■ **Exercise description**
Wherever the string "JSON" appears, copy the whole line.

■ **Data provided**
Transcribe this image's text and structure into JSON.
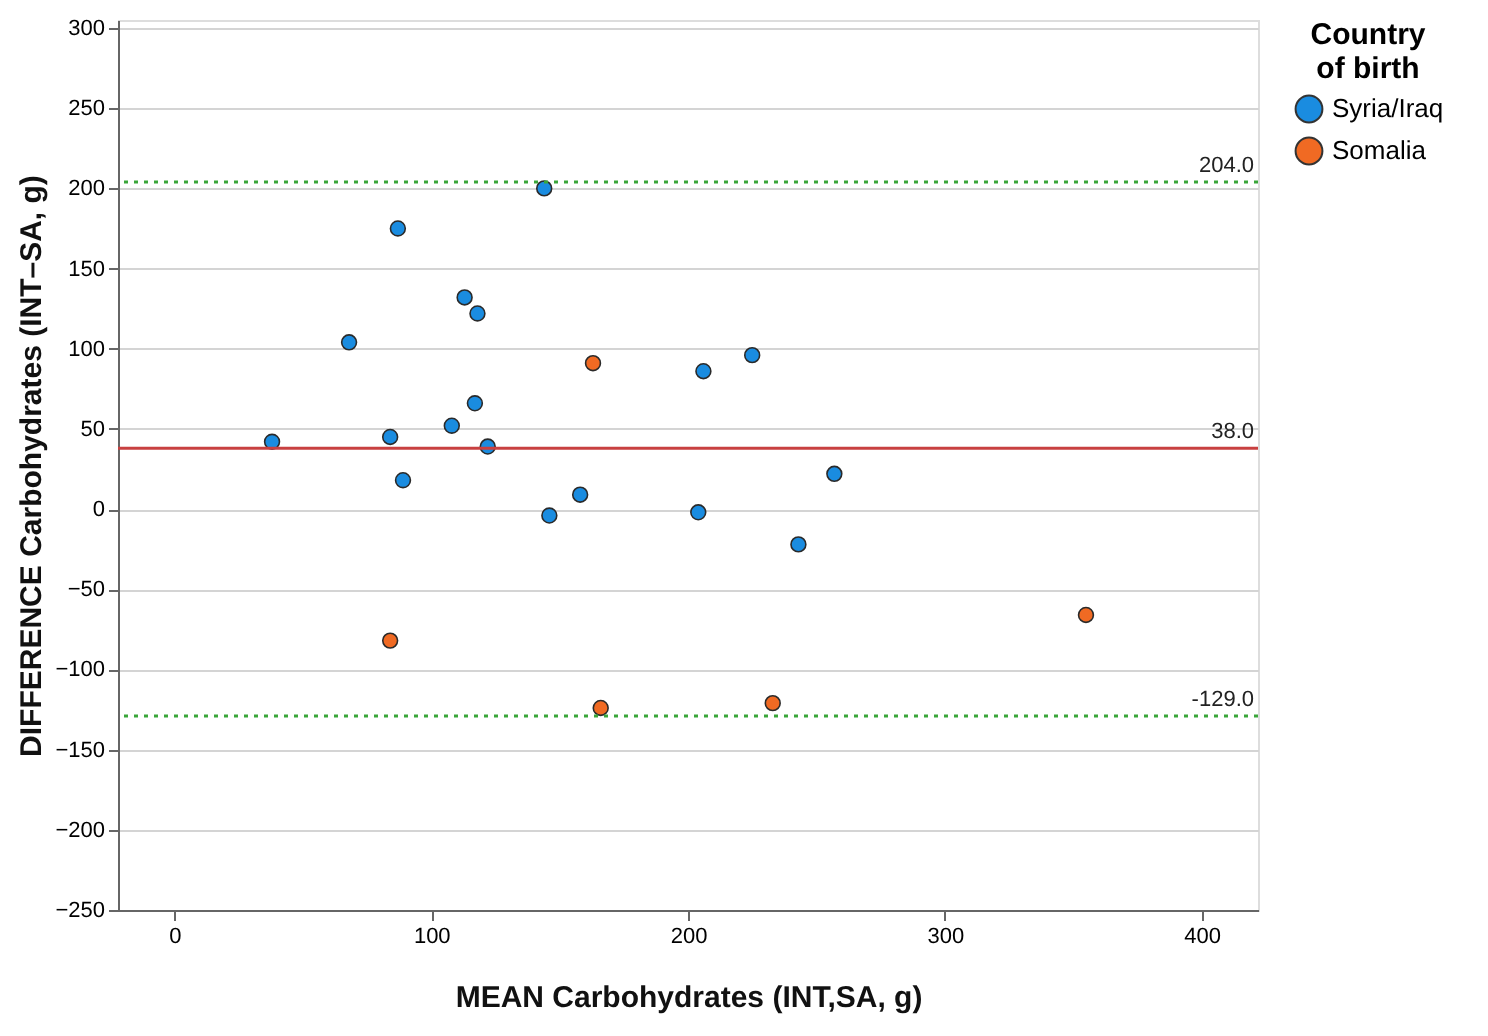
{
  "chart_data": {
    "type": "scatter",
    "xlabel": "MEAN Carbohydrates (INT,SA, g)",
    "ylabel": "DIFFERENCE Carbohydrates (INT–SA, g)",
    "legend_title": "Country of birth",
    "series": [
      {
        "name": "Syria/Iraq",
        "color": "#1a8ce0",
        "x": [
          38,
          68,
          84,
          87,
          89,
          108,
          113,
          117,
          118,
          122,
          144,
          146,
          158,
          204,
          206,
          225,
          243,
          257
        ],
        "values": [
          42,
          104,
          45,
          175,
          18,
          52,
          132,
          66,
          122,
          39,
          200,
          -4,
          9,
          -2,
          86,
          96,
          -22,
          22
        ]
      },
      {
        "name": "Somalia",
        "color": "#f06a23",
        "x": [
          84,
          163,
          166,
          233,
          355
        ],
        "values": [
          -82,
          91,
          -124,
          -121,
          -66
        ]
      }
    ],
    "xlim": [
      -22,
      422
    ],
    "xticks": [
      0,
      100,
      200,
      300,
      400
    ],
    "ylim": [
      -250,
      305
    ],
    "yticks": [
      -250,
      -200,
      -150,
      -100,
      -50,
      0,
      50,
      100,
      150,
      200,
      250,
      300
    ],
    "ref_lines": [
      {
        "axis": "y",
        "value": 204,
        "label": "204.0",
        "color": "#3aa63a",
        "line_style": "dotted"
      },
      {
        "axis": "y",
        "value": 38,
        "label": "38.0",
        "color": "#c84040",
        "line_style": "solid"
      },
      {
        "axis": "y",
        "value": -129,
        "label": "-129.0",
        "color": "#3aa63a",
        "line_style": "dotted"
      }
    ],
    "grid": "y",
    "legend": "top right",
    "marker": "circle"
  }
}
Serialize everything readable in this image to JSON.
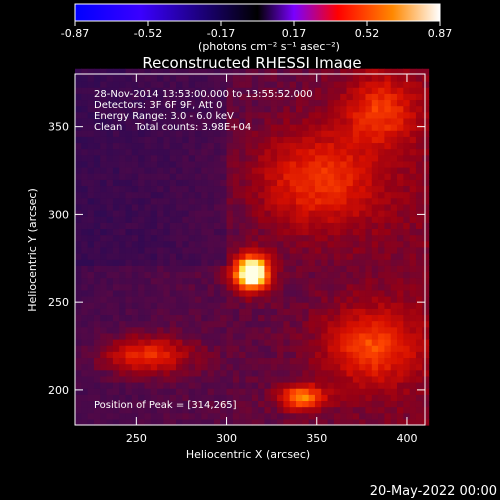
{
  "chart_data": {
    "type": "heatmap",
    "title": "Reconstructed RHESSI Image",
    "xlabel": "Heliocentric X (arcsec)",
    "ylabel": "Heliocentric Y (arcsec)",
    "xlim": [
      216,
      410
    ],
    "ylim": [
      180,
      380
    ],
    "x_ticks": [
      250,
      300,
      350,
      400
    ],
    "y_ticks": [
      200,
      250,
      300,
      350
    ],
    "colorbar": {
      "min": -0.87,
      "max": 0.87,
      "ticks": [
        "-0.87",
        "-0.52",
        "-0.17",
        "0.17",
        "0.52",
        "0.87"
      ],
      "units": "(photons cm⁻² s⁻¹ asec⁻²)",
      "colormap": [
        "#0000ff",
        "#3a00ff",
        "#000000",
        "#7a00ff",
        "#ff0000",
        "#ff8800",
        "#ffffff"
      ]
    },
    "annotations": [
      "28-Nov-2014 13:53:00.000 to 13:55:52.000",
      "Detectors: 3F 6F 9F, Att 0",
      "Energy Range: 3.0 - 6.0 keV",
      "Clean    Total counts: 3.98E+04"
    ],
    "peak_label": "Position of Peak = [314,265]",
    "peak": {
      "x": 314,
      "y": 265,
      "value": 0.87
    },
    "sources": [
      {
        "x": 314,
        "y": 267,
        "value": 0.87,
        "sx": 7,
        "sy": 7
      },
      {
        "x": 342,
        "y": 196,
        "value": 0.45,
        "sx": 9,
        "sy": 5
      },
      {
        "x": 255,
        "y": 220,
        "value": 0.35,
        "sx": 18,
        "sy": 8
      },
      {
        "x": 380,
        "y": 225,
        "value": 0.32,
        "sx": 18,
        "sy": 15
      },
      {
        "x": 350,
        "y": 320,
        "value": 0.3,
        "sx": 25,
        "sy": 20
      },
      {
        "x": 385,
        "y": 360,
        "value": 0.28,
        "sx": 14,
        "sy": 14
      }
    ]
  },
  "footer": {
    "date": "20-May-2022 00:00"
  }
}
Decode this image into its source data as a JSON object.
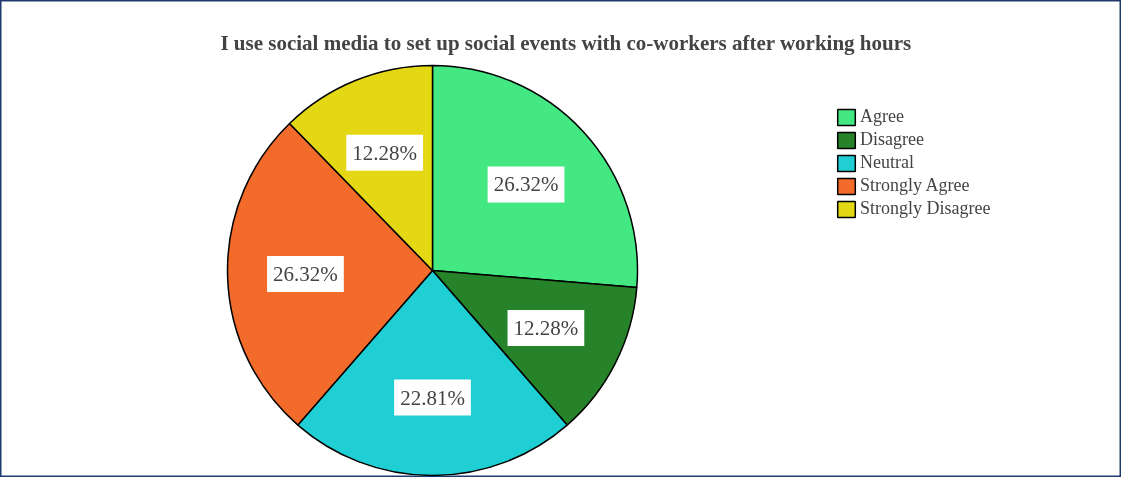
{
  "chart_data": {
    "type": "pie",
    "title": "I use social media to set up social events with co-workers after working hours",
    "categories": [
      "Agree",
      "Disagree",
      "Neutral",
      "Strongly Agree",
      "Strongly Disagree"
    ],
    "values": [
      26.32,
      12.28,
      22.81,
      26.32,
      12.28
    ],
    "colors": [
      "#44e882",
      "#27832a",
      "#1fcfd3",
      "#f26b2b",
      "#e3d813"
    ],
    "value_labels": [
      "26.32%",
      "12.28%",
      "22.81%",
      "26.32%",
      "12.28%"
    ],
    "legend": "right"
  }
}
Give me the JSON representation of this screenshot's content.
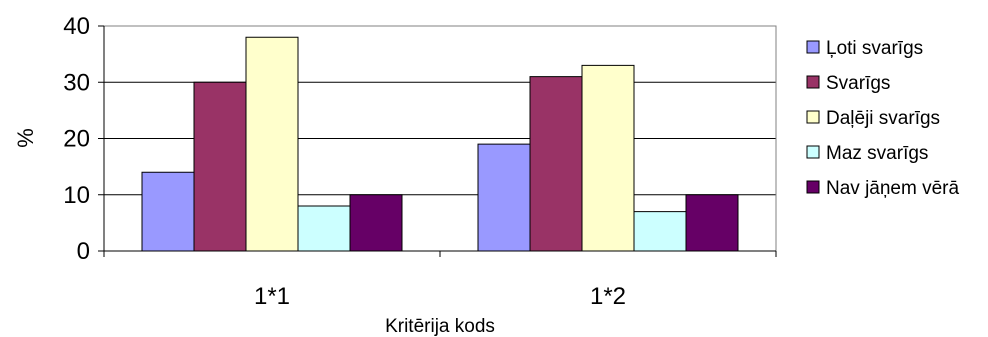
{
  "chart_data": {
    "type": "bar",
    "categories": [
      "1*1",
      "1*2"
    ],
    "series": [
      {
        "name": "Ļoti svarīgs",
        "values": [
          14,
          19
        ],
        "color": "#9999FF"
      },
      {
        "name": "Svarīgs",
        "values": [
          30,
          31
        ],
        "color": "#993366"
      },
      {
        "name": "Daļēji svarīgs",
        "values": [
          38,
          33
        ],
        "color": "#FFFFCC"
      },
      {
        "name": "Maz svarīgs",
        "values": [
          8,
          7
        ],
        "color": "#CCFFFF"
      },
      {
        "name": "Nav jāņem vērā",
        "values": [
          10,
          10
        ],
        "color": "#660066"
      }
    ],
    "xlabel": "Kritērija kods",
    "ylabel": "%",
    "ylim": [
      0,
      40
    ],
    "yticks": [
      "0",
      "10",
      "20",
      "30",
      "40"
    ],
    "grid": true,
    "legend": "right"
  }
}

■ **Full answer**
Transcribe this image's text and structure into JSON.
Serialize everything readable in this image to JSON.
Decode this image into its source data as a JSON object.
Give me the JSON representation of this screenshot's content.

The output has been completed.